§ **The exercise**
Write out each line of the material again, word for word.

--- Start Records shown ---

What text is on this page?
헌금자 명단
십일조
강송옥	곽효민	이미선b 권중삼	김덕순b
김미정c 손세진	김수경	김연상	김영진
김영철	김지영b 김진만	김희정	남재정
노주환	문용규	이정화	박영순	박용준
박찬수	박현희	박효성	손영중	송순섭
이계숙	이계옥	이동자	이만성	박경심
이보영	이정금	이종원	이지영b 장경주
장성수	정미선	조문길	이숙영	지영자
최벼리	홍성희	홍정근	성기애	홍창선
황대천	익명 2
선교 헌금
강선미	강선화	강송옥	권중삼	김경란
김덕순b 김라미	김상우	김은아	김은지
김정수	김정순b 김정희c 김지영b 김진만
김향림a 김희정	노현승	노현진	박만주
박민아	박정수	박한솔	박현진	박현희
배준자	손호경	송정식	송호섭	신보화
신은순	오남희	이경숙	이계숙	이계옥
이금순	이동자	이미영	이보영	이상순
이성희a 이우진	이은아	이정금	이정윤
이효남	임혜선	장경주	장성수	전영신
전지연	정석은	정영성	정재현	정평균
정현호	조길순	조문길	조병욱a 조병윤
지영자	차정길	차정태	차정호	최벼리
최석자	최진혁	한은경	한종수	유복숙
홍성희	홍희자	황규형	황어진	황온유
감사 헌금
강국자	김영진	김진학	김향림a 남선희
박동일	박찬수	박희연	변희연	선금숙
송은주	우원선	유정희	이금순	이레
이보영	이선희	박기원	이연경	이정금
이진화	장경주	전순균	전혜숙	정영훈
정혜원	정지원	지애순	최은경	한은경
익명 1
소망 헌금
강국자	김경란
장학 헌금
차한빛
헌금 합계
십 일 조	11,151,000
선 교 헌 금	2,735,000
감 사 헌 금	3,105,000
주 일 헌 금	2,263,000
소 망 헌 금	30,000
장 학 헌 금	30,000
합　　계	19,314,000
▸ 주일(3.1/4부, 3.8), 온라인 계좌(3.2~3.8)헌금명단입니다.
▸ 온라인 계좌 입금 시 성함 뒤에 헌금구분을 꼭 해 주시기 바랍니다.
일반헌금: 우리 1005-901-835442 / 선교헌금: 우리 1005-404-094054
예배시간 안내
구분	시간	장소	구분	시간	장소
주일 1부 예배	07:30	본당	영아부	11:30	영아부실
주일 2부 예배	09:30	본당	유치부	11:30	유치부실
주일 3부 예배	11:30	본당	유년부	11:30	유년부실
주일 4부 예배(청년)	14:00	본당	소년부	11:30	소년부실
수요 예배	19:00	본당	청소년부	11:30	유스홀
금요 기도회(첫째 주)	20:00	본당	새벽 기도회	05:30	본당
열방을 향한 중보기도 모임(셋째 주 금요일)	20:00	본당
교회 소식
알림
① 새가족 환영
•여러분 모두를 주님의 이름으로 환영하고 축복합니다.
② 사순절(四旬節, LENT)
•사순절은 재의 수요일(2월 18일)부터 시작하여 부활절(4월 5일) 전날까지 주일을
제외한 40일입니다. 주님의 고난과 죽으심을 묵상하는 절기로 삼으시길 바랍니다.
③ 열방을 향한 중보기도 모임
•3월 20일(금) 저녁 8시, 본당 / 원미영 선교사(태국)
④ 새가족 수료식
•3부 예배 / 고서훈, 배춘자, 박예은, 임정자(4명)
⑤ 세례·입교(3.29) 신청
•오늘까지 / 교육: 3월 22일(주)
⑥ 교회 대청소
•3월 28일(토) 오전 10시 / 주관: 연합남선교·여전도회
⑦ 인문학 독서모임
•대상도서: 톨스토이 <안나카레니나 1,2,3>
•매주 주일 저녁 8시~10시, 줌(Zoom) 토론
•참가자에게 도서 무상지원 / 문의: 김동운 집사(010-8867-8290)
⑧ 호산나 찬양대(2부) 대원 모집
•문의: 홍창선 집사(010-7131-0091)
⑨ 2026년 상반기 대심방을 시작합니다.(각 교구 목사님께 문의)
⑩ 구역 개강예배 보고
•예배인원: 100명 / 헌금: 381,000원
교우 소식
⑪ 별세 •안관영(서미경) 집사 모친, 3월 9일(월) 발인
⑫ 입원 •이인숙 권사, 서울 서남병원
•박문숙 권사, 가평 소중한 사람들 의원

--- End Records shown ---

§ **The output**
What text is on this page?
헌금자 명단
십일조
강송옥	곽효민	이미선b 권중삼	김덕순b
김미정c 손세진	김수경	김연상	김영진
김영철	김지영b 김진만	김희정	남재정
노주환	문용규	이정화	박영순	박용준
박찬수	박현희	박효성	손영중	송순섭
이계숙	이계옥	이동자	이만성	박경심
이보영	이정금	이종원	이지영b 장경주
장성수	정미선	조문길	이숙영	지영자
최벼리	홍성희	홍정근	성기애	홍창선
황대천	익명 2
선교 헌금
강선미	강선화	강송옥	권중삼	김경란
김덕순b 김라미	김상우	김은아	김은지
김정수	김정순b 김정희c 김지영b 김진만
김향림a 김희정	노현승	노현진	박만주
박민아	박정수	박한솔	박현진	박현희
배준자	손호경	송정식	송호섭	신보화
신은순	오남희	이경숙	이계숙	이계옥
이금순	이동자	이미영	이보영	이상순
이성희a 이우진	이은아	이정금	이정윤
이효남	임혜선	장경주	장성수	전영신
전지연	정석은	정영성	정재현	정평균
정현호	조길순	조문길	조병욱a 조병윤
지영자	차정길	차정태	차정호	최벼리
최석자	최진혁	한은경	한종수	유복숙
홍성희	홍희자	황규형	황어진	황온유
감사 헌금
강국자	김영진	김진학	김향림a 남선희
박동일	박찬수	박희연	변희연	선금숙
송은주	우원선	유정희	이금순	이레
이보영	이선희	박기원	이연경	이정금
이진화	장경주	전순균	전혜숙	정영훈
정혜원	정지원	지애순	최은경	한은경
익명 1
소망 헌금
강국자	김경란
장학 헌금
차한빛
헌금 합계
십 일 조	11,151,000
선 교 헌 금	2,735,000
감 사 헌 금	3,105,000
주 일 헌 금	2,263,000
소 망 헌 금	30,000
장 학 헌 금	30,000
합　　계	19,314,000
▸ 주일(3.1/4부, 3.8), 온라인 계좌(3.2~3.8)헌금명단입니다.
▸ 온라인 계좌 입금 시 성함 뒤에 헌금구분을 꼭 해 주시기 바랍니다.
일반헌금: 우리 1005-901-835442 / 선교헌금: 우리 1005-404-094054
예배시간 안내
구분	시간	장소	구분	시간	장소
주일 1부 예배	07:30	본당	영아부	11:30	영아부실
주일 2부 예배	09:30	본당	유치부	11:30	유치부실
주일 3부 예배	11:30	본당	유년부	11:30	유년부실
주일 4부 예배(청년)	14:00	본당	소년부	11:30	소년부실
수요 예배	19:00	본당	청소년부	11:30	유스홀
금요 기도회(첫째 주)	20:00	본당	새벽 기도회	05:30	본당
열방을 향한 중보기도 모임(셋째 주 금요일)	20:00	본당
교회 소식
알림
① 새가족 환영
•여러분 모두를 주님의 이름으로 환영하고 축복합니다.
② 사순절(四旬節, LENT)
•사순절은 재의 수요일(2월 18일)부터 시작하여 부활절(4월 5일) 전날까지 주일을
제외한 40일입니다. 주님의 고난과 죽으심을 묵상하는 절기로 삼으시길 바랍니다.
③ 열방을 향한 중보기도 모임
•3월 20일(금) 저녁 8시, 본당 / 원미영 선교사(태국)
④ 새가족 수료식
•3부 예배 / 고서훈, 배춘자, 박예은, 임정자(4명)
⑤ 세례·입교(3.29) 신청
•오늘까지 / 교육: 3월 22일(주)
⑥ 교회 대청소
•3월 28일(토) 오전 10시 / 주관: 연합남선교·여전도회
⑦ 인문학 독서모임
•대상도서: 톨스토이 <안나카레니나 1,2,3>
•매주 주일 저녁 8시~10시, 줌(Zoom) 토론
•참가자에게 도서 무상지원 / 문의: 김동운 집사(010-8867-8290)
⑧ 호산나 찬양대(2부) 대원 모집
•문의: 홍창선 집사(010-7131-0091)
⑨ 2026년 상반기 대심방을 시작합니다.(각 교구 목사님께 문의)
⑩ 구역 개강예배 보고
•예배인원: 100명 / 헌금: 381,000원
교우 소식
⑪ 별세 •안관영(서미경) 집사 모친, 3월 9일(월) 발인
⑫ 입원 •이인숙 권사, 서울 서남병원
•박문숙 권사, 가평 소중한 사람들 의원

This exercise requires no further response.